### Provided information ###

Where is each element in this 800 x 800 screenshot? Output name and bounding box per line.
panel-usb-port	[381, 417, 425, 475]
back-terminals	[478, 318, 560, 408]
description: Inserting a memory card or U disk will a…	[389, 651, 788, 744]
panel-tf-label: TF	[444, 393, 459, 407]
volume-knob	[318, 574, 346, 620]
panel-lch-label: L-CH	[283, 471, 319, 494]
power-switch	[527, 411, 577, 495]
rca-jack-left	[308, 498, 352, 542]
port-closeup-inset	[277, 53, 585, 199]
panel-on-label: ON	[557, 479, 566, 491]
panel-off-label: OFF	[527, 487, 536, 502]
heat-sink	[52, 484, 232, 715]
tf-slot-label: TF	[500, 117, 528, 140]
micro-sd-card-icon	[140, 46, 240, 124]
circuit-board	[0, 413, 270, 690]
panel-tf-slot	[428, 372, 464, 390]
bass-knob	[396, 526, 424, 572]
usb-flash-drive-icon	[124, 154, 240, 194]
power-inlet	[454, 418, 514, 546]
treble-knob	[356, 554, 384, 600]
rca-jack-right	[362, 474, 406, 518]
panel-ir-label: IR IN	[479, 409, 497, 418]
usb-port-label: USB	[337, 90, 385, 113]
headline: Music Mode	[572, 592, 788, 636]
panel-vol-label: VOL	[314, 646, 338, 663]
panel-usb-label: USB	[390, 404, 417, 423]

###

What the task asks:
Rewrite the rows above, swapping every "knob" for "dial" and leaving everything else unchanged.

Output for this task:
Where is each element in this 800 x 800 screenshot? Output name and bounding box per line.
panel-usb-port	[381, 417, 425, 475]
back-terminals	[478, 318, 560, 408]
description: Inserting a memory card or U disk will a…	[389, 651, 788, 744]
panel-tf-label: TF	[444, 393, 459, 407]
volume-dial	[318, 574, 346, 620]
panel-lch-label: L-CH	[283, 471, 319, 494]
power-switch	[527, 411, 577, 495]
rca-jack-left	[308, 498, 352, 542]
port-closeup-inset	[277, 53, 585, 199]
panel-on-label: ON	[557, 479, 566, 491]
panel-off-label: OFF	[527, 487, 536, 502]
heat-sink	[52, 484, 232, 715]
tf-slot-label: TF	[500, 117, 528, 140]
micro-sd-card-icon	[140, 46, 240, 124]
circuit-board	[0, 413, 270, 690]
panel-tf-slot	[428, 372, 464, 390]
bass-dial	[396, 526, 424, 572]
usb-flash-drive-icon	[124, 154, 240, 194]
power-inlet	[454, 418, 514, 546]
treble-dial	[356, 554, 384, 600]
rca-jack-right	[362, 474, 406, 518]
panel-ir-label: IR IN	[479, 409, 497, 418]
usb-port-label: USB	[337, 90, 385, 113]
headline: Music Mode	[572, 592, 788, 636]
panel-vol-label: VOL	[314, 646, 338, 663]
panel-usb-label: USB	[390, 404, 417, 423]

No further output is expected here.